■ AIM OF THE EXERCISE
Find every line in the records below that holds the word "управления", and copy it out.

================

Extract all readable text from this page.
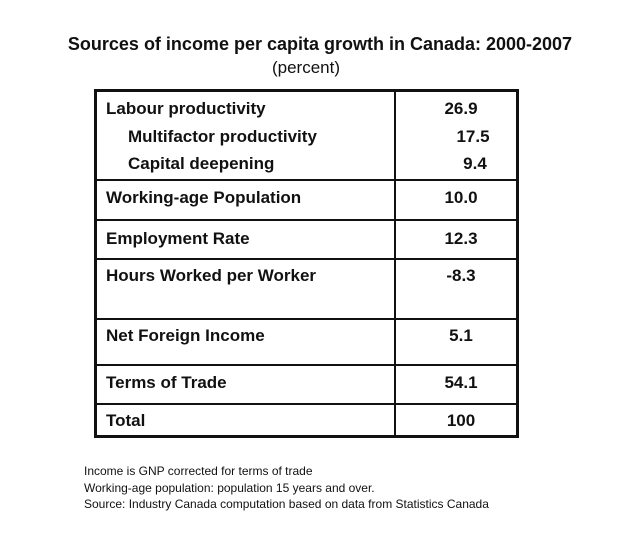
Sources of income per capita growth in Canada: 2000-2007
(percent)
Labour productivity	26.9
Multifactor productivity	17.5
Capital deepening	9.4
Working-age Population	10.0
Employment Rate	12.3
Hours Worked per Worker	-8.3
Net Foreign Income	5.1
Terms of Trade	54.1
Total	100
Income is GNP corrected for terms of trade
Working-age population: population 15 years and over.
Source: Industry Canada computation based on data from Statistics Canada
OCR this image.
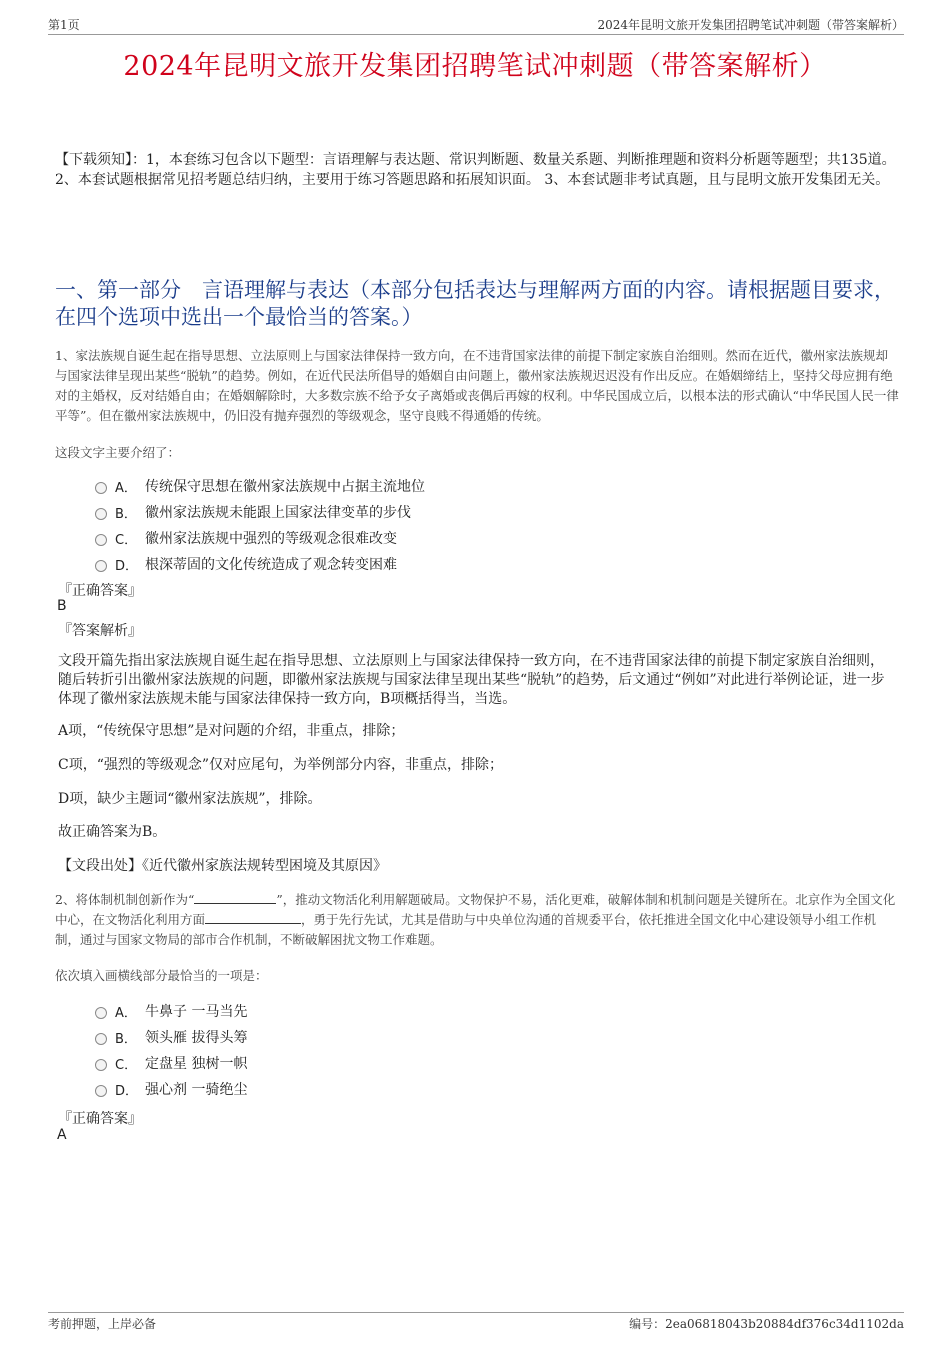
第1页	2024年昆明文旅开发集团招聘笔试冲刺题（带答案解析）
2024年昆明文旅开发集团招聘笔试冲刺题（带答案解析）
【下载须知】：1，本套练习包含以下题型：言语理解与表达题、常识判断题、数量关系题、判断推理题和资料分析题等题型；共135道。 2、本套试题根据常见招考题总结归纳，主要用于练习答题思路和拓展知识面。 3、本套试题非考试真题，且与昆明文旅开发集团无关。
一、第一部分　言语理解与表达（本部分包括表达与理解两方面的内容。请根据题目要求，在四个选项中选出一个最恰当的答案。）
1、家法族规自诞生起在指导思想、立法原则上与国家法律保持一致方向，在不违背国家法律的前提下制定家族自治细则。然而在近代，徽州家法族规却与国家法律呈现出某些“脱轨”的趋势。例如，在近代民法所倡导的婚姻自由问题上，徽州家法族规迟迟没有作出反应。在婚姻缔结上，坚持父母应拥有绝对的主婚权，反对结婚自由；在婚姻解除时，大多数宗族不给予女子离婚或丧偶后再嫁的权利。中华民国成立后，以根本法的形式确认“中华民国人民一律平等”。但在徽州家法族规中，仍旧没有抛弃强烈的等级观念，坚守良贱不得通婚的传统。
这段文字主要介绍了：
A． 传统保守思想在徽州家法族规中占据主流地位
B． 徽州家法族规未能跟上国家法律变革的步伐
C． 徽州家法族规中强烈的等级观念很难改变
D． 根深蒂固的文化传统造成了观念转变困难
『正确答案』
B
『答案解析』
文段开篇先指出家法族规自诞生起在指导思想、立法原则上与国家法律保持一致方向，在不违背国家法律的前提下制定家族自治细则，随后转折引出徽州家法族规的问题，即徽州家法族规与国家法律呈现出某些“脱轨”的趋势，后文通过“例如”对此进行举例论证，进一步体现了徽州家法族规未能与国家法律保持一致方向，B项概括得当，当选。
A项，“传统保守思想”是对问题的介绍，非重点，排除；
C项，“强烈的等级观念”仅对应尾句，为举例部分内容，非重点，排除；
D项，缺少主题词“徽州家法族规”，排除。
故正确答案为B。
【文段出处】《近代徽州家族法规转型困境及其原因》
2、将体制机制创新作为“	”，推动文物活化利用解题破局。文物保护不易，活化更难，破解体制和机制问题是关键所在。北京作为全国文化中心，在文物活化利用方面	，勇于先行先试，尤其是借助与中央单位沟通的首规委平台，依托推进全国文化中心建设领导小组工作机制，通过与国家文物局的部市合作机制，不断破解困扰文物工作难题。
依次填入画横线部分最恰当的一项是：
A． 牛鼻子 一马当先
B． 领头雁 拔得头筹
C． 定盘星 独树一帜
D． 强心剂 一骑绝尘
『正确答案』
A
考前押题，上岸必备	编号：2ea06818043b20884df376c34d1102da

================

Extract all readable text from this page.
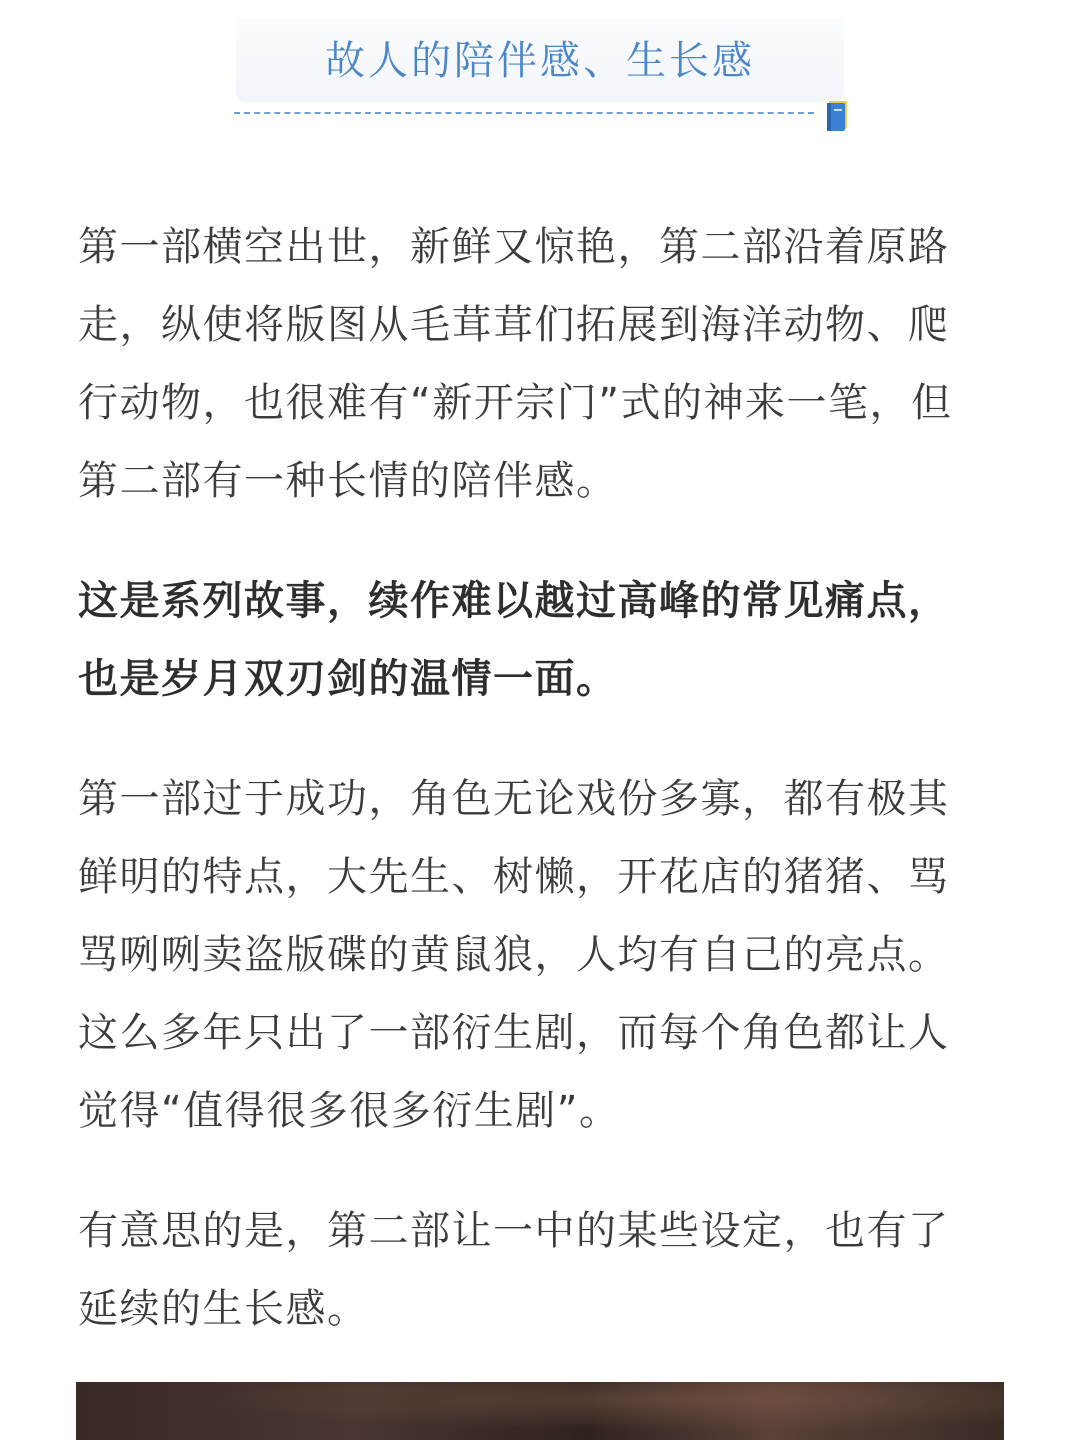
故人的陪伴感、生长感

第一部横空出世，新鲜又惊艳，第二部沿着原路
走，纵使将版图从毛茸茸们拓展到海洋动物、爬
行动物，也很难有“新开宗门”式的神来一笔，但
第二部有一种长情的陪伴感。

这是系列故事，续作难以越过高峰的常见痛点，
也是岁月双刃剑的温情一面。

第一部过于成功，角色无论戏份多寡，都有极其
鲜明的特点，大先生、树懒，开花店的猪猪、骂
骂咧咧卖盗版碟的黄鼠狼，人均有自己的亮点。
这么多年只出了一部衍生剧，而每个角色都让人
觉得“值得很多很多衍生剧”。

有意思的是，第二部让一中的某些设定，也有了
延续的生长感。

================

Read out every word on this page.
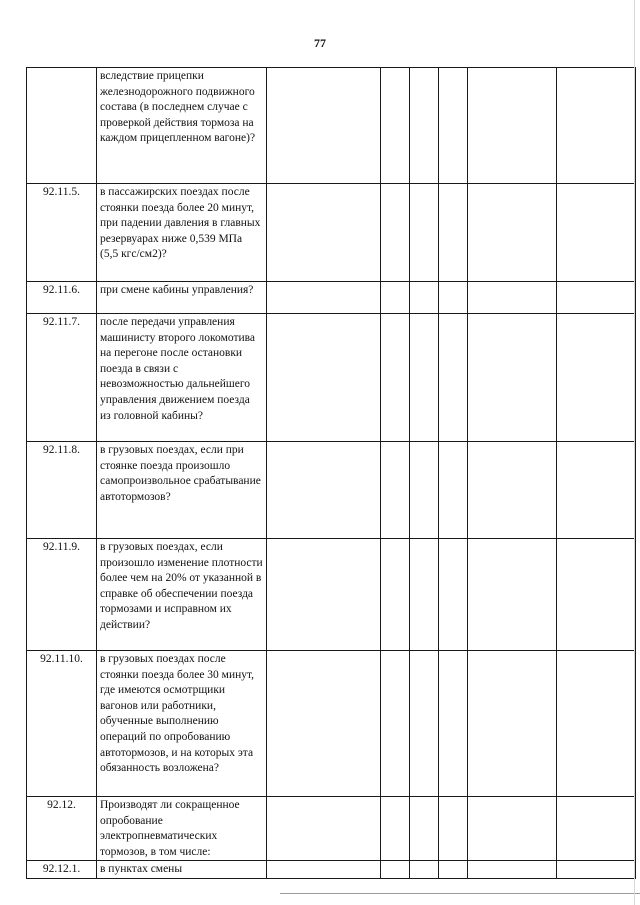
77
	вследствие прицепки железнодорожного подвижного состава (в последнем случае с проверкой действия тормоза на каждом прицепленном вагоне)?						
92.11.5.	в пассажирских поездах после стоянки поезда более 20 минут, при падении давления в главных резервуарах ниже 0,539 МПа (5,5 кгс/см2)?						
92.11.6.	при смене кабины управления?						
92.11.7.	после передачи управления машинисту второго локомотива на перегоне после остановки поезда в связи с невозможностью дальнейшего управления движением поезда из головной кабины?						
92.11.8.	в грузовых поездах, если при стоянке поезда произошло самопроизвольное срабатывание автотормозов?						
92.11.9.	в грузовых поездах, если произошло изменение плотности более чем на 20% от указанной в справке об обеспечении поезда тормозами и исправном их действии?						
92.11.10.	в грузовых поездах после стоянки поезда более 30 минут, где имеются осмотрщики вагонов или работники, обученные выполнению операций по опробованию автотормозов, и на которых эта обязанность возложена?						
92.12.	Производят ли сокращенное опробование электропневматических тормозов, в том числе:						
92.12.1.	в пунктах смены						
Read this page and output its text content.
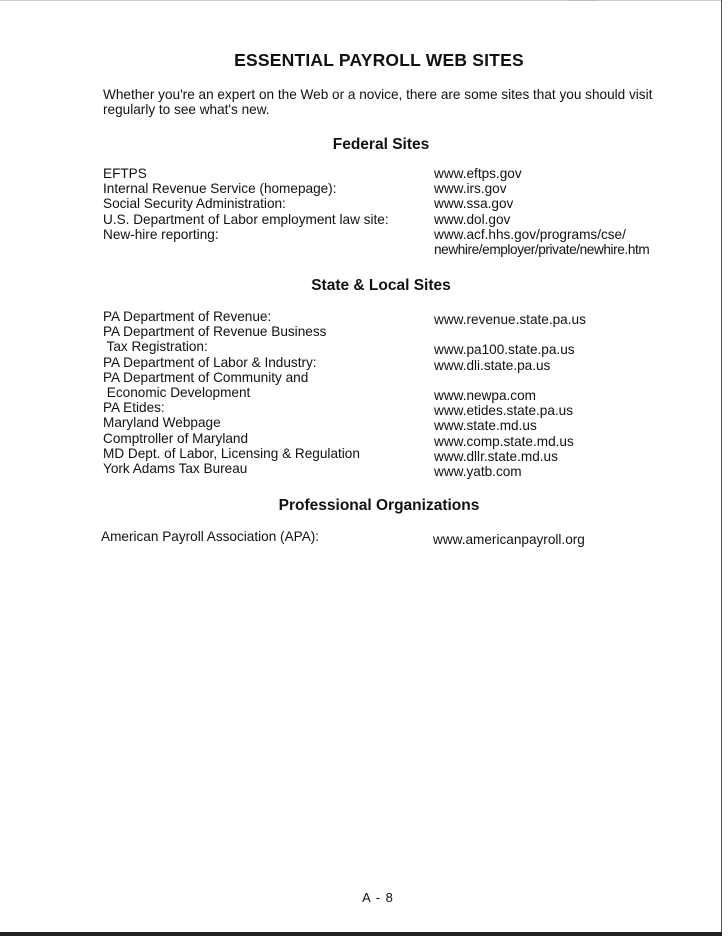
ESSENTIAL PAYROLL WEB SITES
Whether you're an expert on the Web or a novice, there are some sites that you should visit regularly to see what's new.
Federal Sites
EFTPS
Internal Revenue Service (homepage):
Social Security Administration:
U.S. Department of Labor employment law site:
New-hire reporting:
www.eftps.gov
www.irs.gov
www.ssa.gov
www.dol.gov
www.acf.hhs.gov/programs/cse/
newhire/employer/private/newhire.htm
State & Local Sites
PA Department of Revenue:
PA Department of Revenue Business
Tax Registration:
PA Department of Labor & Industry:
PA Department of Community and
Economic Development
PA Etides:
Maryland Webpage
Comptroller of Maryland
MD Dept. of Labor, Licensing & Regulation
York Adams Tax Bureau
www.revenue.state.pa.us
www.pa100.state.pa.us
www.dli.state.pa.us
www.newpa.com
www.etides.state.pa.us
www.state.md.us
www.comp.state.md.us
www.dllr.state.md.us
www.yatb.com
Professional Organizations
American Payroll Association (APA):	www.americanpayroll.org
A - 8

================

■ WRITTEN ANSWER
92.11.6.	при смене кабины управления?						
92.11.7.	после передачи управления машинисту второго локомотива на перегоне после остановки поезда в связи с невозможностью дальнейшего управления движением поезда из головной кабины?						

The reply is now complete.